*What to work on*
Reproduce every line of the material below, but drop the pictures.

----

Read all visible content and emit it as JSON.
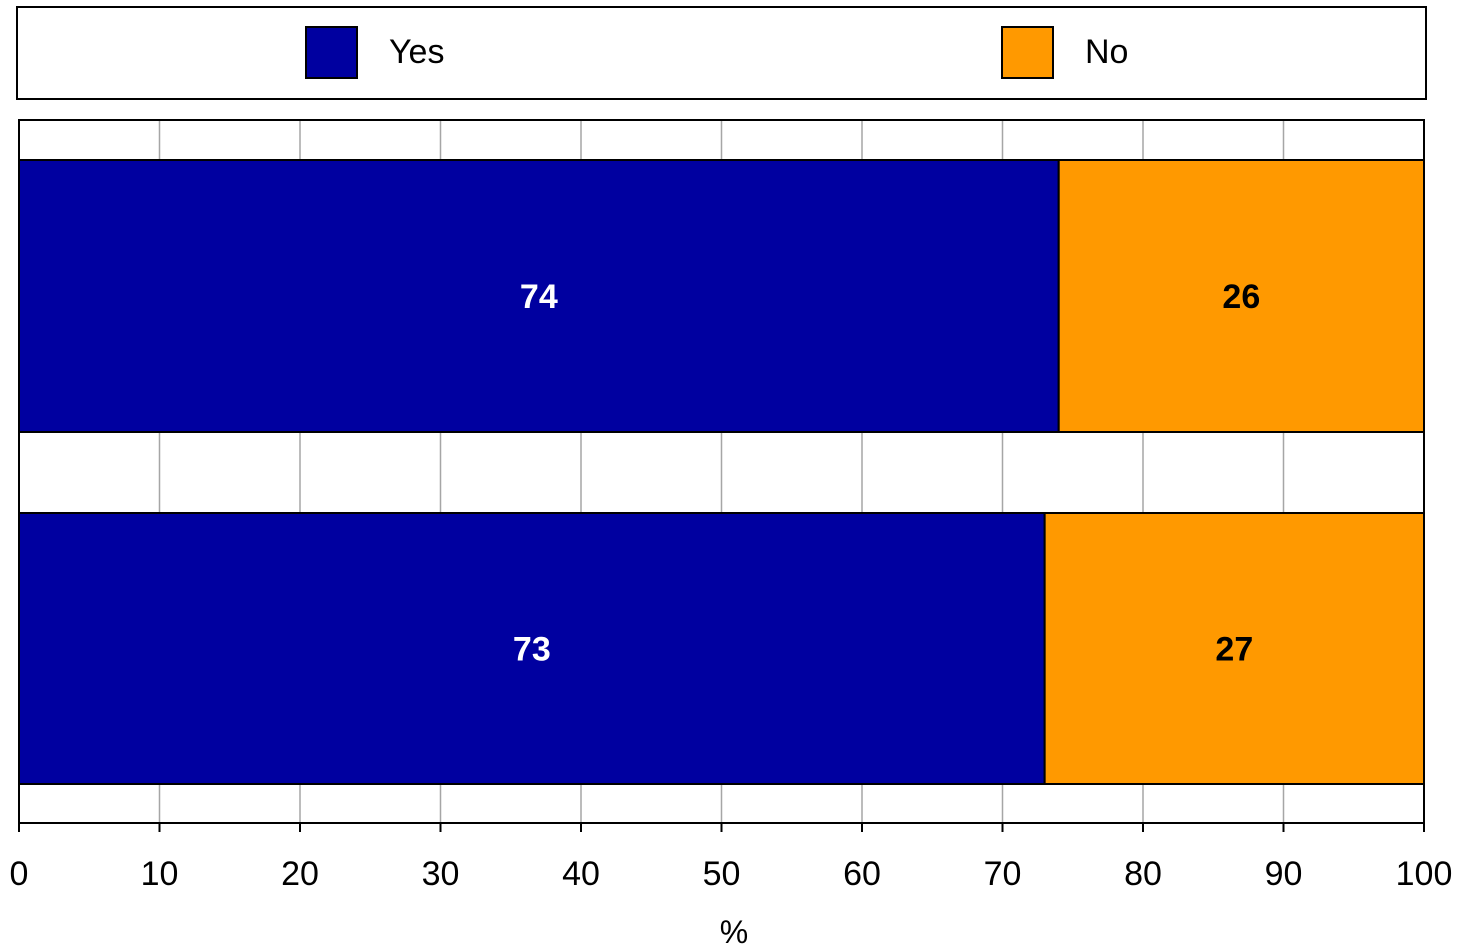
{
  "chart_data": {
    "type": "bar",
    "orientation": "horizontal",
    "stacked": true,
    "categories": [
      "",
      ""
    ],
    "series": [
      {
        "name": "Yes",
        "values": [
          74,
          73
        ],
        "color": "#0000A0",
        "label_color": "#FFFFFF"
      },
      {
        "name": "No",
        "values": [
          26,
          27
        ],
        "color": "#FF9900",
        "label_color": "#000000"
      }
    ],
    "xlabel": "%",
    "ylabel": "",
    "xlim": [
      0,
      100
    ],
    "xticks": [
      "0",
      "10",
      "20",
      "30",
      "40",
      "50",
      "60",
      "70",
      "80",
      "90",
      "100"
    ],
    "grid": true,
    "legend_position": "top"
  }
}
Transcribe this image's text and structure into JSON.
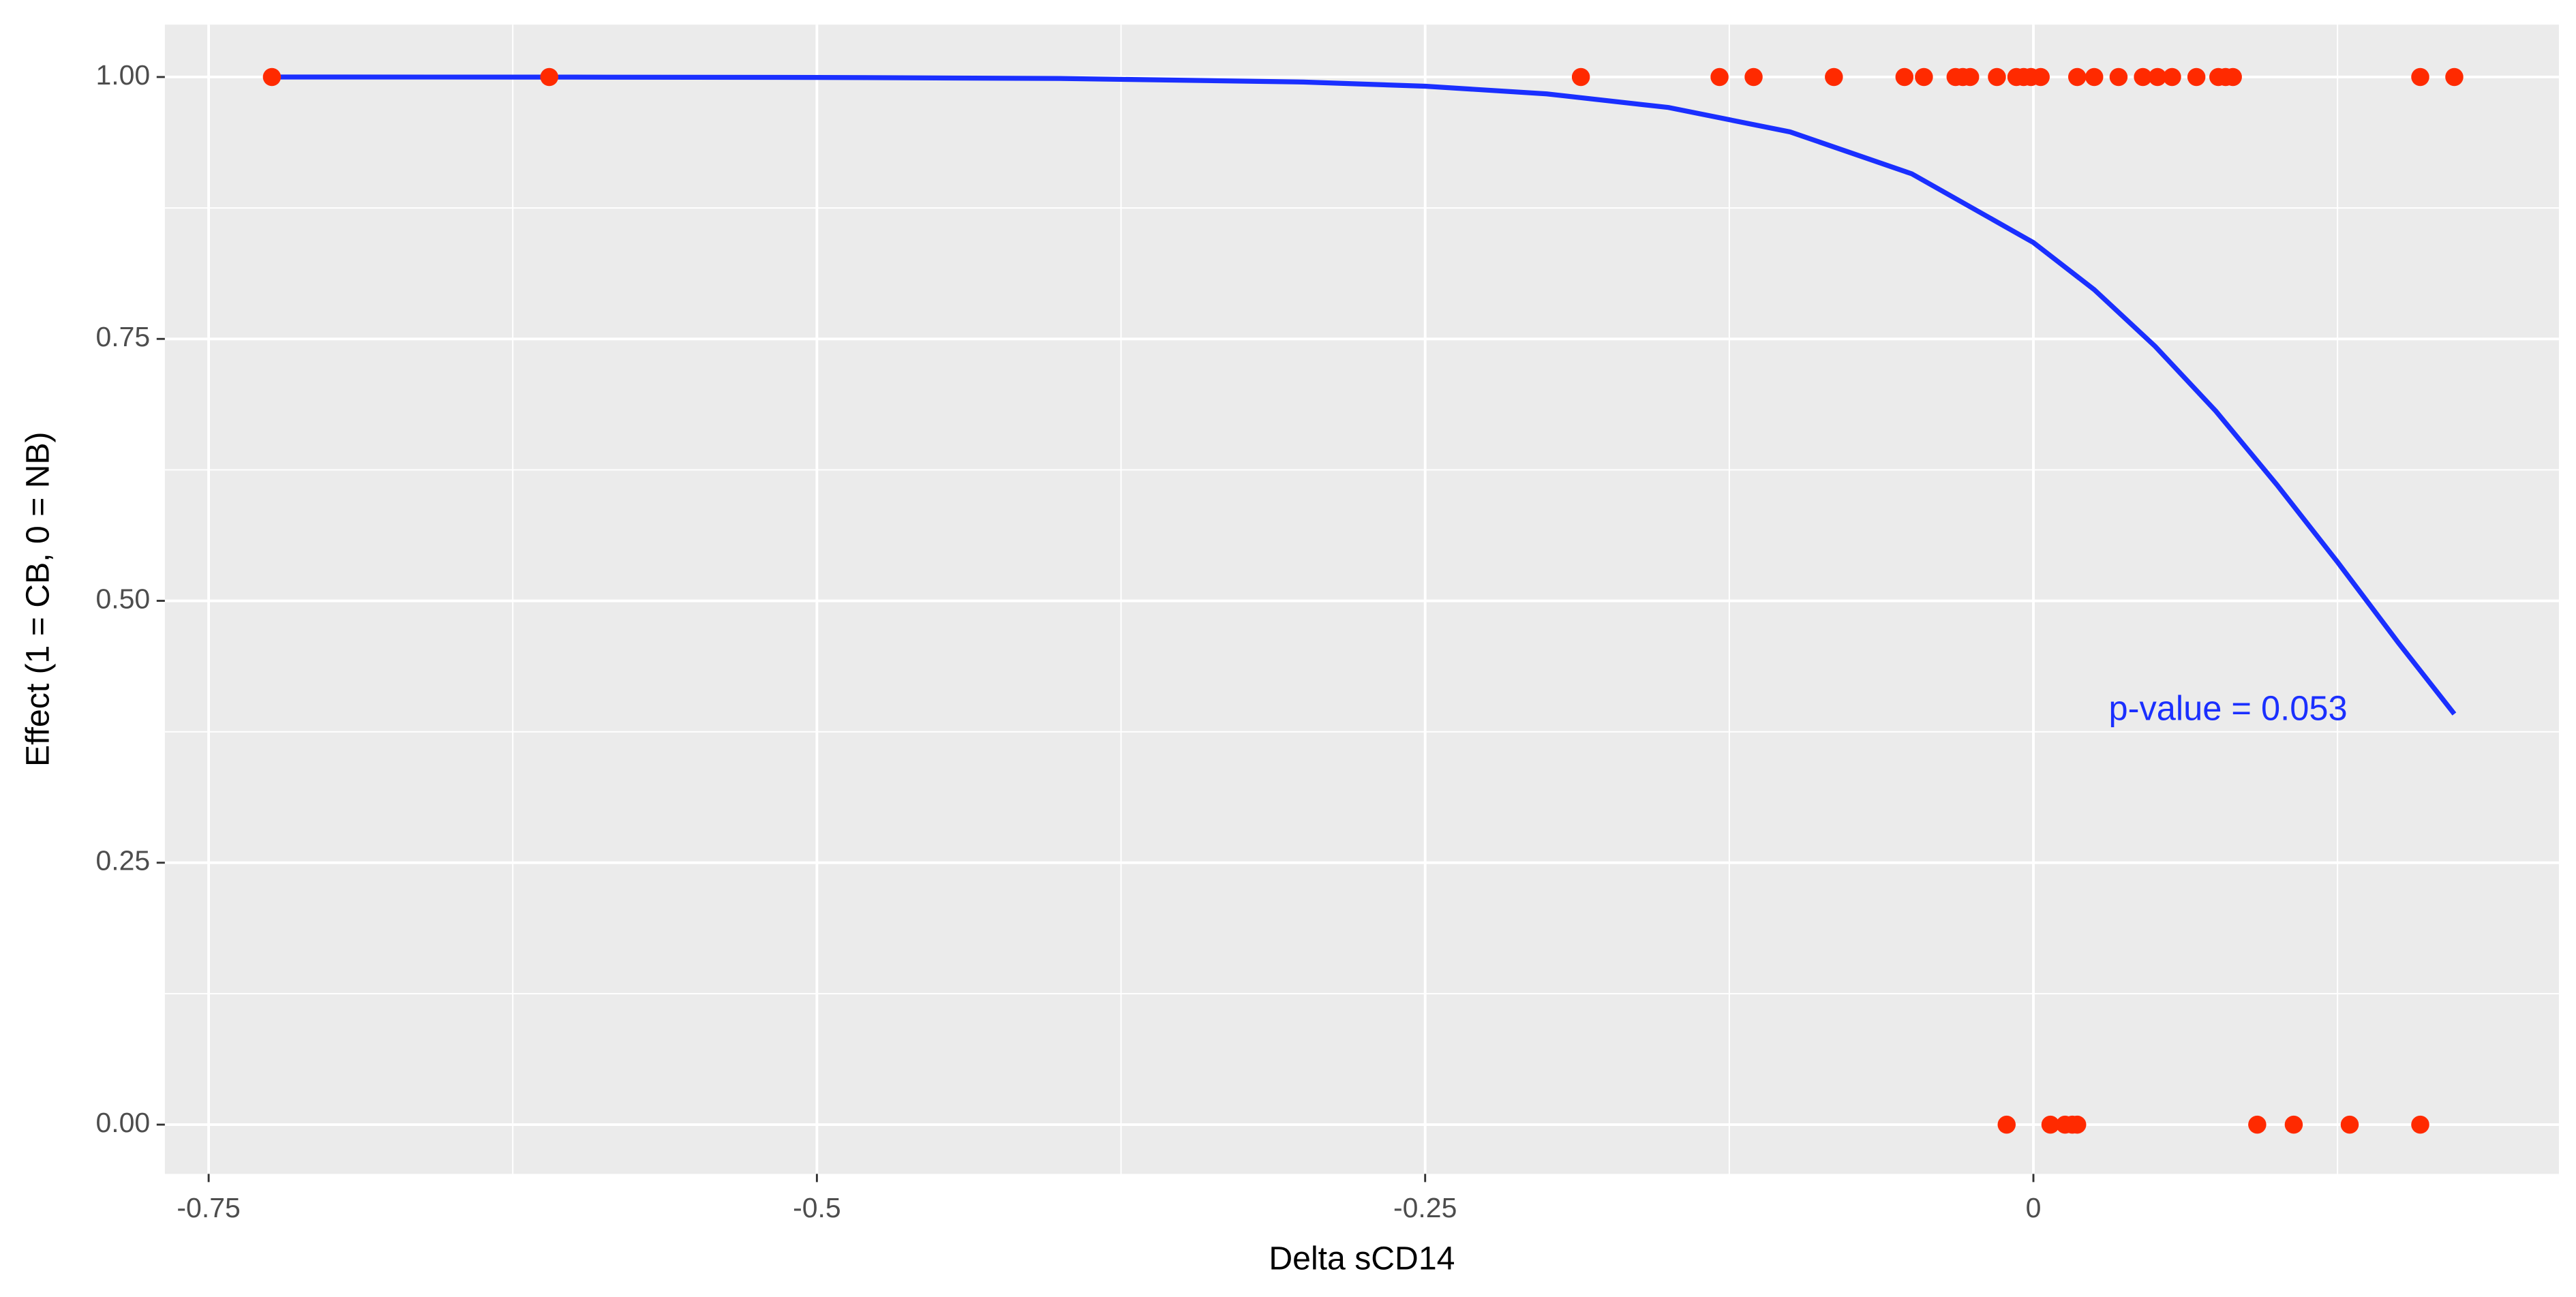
{
  "chart_data": {
    "type": "scatter",
    "xlabel": "Delta sCD14",
    "ylabel": "Effect (1 = CB, 0 = NB)",
    "xlim": [
      -0.768,
      0.216
    ],
    "ylim": [
      -0.047,
      1.05
    ],
    "xticks": [
      -0.75,
      -0.5,
      -0.25,
      0
    ],
    "yticks": [
      {
        "value": 0,
        "label": "0.00"
      },
      {
        "value": 0.25,
        "label": "0.25"
      },
      {
        "value": 0.5,
        "label": "0.50"
      },
      {
        "value": 0.75,
        "label": "0.75"
      },
      {
        "value": 1,
        "label": "1.00"
      }
    ],
    "grid": true,
    "series": [
      {
        "mode": "markers",
        "color": "#ff2a00",
        "x": [
          -0.724,
          -0.61,
          -0.186,
          -0.129,
          -0.115,
          -0.082,
          -0.053,
          -0.045,
          -0.032,
          -0.029,
          -0.026,
          -0.015,
          -0.007,
          -0.004,
          -0.001,
          0.003,
          0.018,
          0.025,
          0.035,
          0.045,
          0.051,
          0.057,
          0.067,
          0.076,
          0.079,
          0.082,
          0.159,
          0.173,
          -0.011,
          0.007,
          0.013,
          0.016,
          0.018,
          0.092,
          0.107,
          0.13,
          0.159
        ],
        "values": [
          1,
          1,
          1,
          1,
          1,
          1,
          1,
          1,
          1,
          1,
          1,
          1,
          1,
          1,
          1,
          1,
          1,
          1,
          1,
          1,
          1,
          1,
          1,
          1,
          1,
          1,
          1,
          1,
          0,
          0,
          0,
          0,
          0,
          0,
          0,
          0,
          0
        ]
      },
      {
        "mode": "line",
        "color": "#1a2fff",
        "x": [
          -0.724,
          -0.6,
          -0.5,
          -0.4,
          -0.3,
          -0.25,
          -0.2,
          -0.15,
          -0.1,
          -0.05,
          0,
          0.025,
          0.05,
          0.075,
          0.1,
          0.125,
          0.15,
          0.173
        ],
        "values": [
          1.0,
          0.9999,
          0.9996,
          0.9986,
          0.9952,
          0.9912,
          0.9839,
          0.9709,
          0.9476,
          0.9076,
          0.842,
          0.797,
          0.743,
          0.681,
          0.611,
          0.537,
          0.46,
          0.392
        ]
      }
    ],
    "annotations": [
      {
        "text": "p-value = 0.053",
        "x": 0.08,
        "y": 0.395,
        "color": "#1a2fff"
      }
    ]
  }
}
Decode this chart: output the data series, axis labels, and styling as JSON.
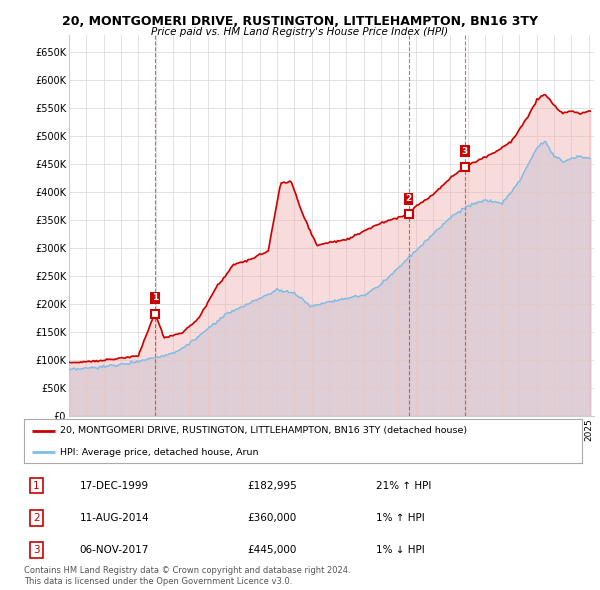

----

*Result for this task*
Read all visible content and emit it as JSON.
{
  "chart_data": {
    "type": "bar",
    "orientation": "horizontal",
    "stacked": true,
    "categories": [
      "",
      ""
    ],
    "series": [
      {
        "name": "Yes",
        "values": [
          74,
          73
        ],
        "color": "#0000A0",
        "label_color": "#FFFFFF"
      },
      {
        "name": "No",
        "values": [
          26,
          27
        ],
        "color": "#FF9900",
        "label_color": "#000000"
      }
    ],
    "xlabel": "%",
    "ylabel": "",
    "xlim": [
      0,
      100
    ],
    "xticks": [
      "0",
      "10",
      "20",
      "30",
      "40",
      "50",
      "60",
      "70",
      "80",
      "90",
      "100"
    ],
    "grid": true,
    "legend_position": "top"
  }
}
Transcribe this image's text and structure into JSON.
{
  "chart_data": {
    "type": "scatter",
    "xlabel": "Delta sCD14",
    "ylabel": "Effect (1 = CB, 0 = NB)",
    "xlim": [
      -0.768,
      0.216
    ],
    "ylim": [
      -0.047,
      1.05
    ],
    "xticks": [
      -0.75,
      -0.5,
      -0.25,
      0
    ],
    "yticks": [
      {
        "value": 0,
        "label": "0.00"
      },
      {
        "value": 0.25,
        "label": "0.25"
      },
      {
        "value": 0.5,
        "label": "0.50"
      },
      {
        "value": 0.75,
        "label": "0.75"
      },
      {
        "value": 1,
        "label": "1.00"
      }
    ],
    "grid": true,
    "series": [
      {
        "mode": "markers",
        "color": "#ff2a00",
        "x": [
          -0.724,
          -0.61,
          -0.186,
          -0.129,
          -0.115,
          -0.082,
          -0.053,
          -0.045,
          -0.032,
          -0.029,
          -0.026,
          -0.015,
          -0.007,
          -0.004,
          -0.001,
          0.003,
          0.018,
          0.025,
          0.035,
          0.045,
          0.051,
          0.057,
          0.067,
          0.076,
          0.079,
          0.082,
          0.159,
          0.173,
          -0.011,
          0.007,
          0.013,
          0.016,
          0.018,
          0.092,
          0.107,
          0.13,
          0.159
        ],
        "values": [
          1,
          1,
          1,
          1,
          1,
          1,
          1,
          1,
          1,
          1,
          1,
          1,
          1,
          1,
          1,
          1,
          1,
          1,
          1,
          1,
          1,
          1,
          1,
          1,
          1,
          1,
          1,
          1,
          0,
          0,
          0,
          0,
          0,
          0,
          0,
          0,
          0
        ]
      },
      {
        "mode": "line",
        "color": "#1a2fff",
        "x": [
          -0.724,
          -0.6,
          -0.5,
          -0.4,
          -0.3,
          -0.25,
          -0.2,
          -0.15,
          -0.1,
          -0.05,
          0,
          0.025,
          0.05,
          0.075,
          0.1,
          0.125,
          0.15,
          0.173
        ],
        "values": [
          1.0,
          0.9999,
          0.9996,
          0.9986,
          0.9952,
          0.9912,
          0.9839,
          0.9709,
          0.9476,
          0.9076,
          0.842,
          0.797,
          0.743,
          0.681,
          0.611,
          0.537,
          0.46,
          0.392
        ]
      }
    ],
    "annotations": [
      {
        "text": "p-value = 0.053",
        "x": 0.08,
        "y": 0.395,
        "color": "#1a2fff"
      }
    ]
  }
}
Decode this chart: output the data series, axis labels, and styling as JSON.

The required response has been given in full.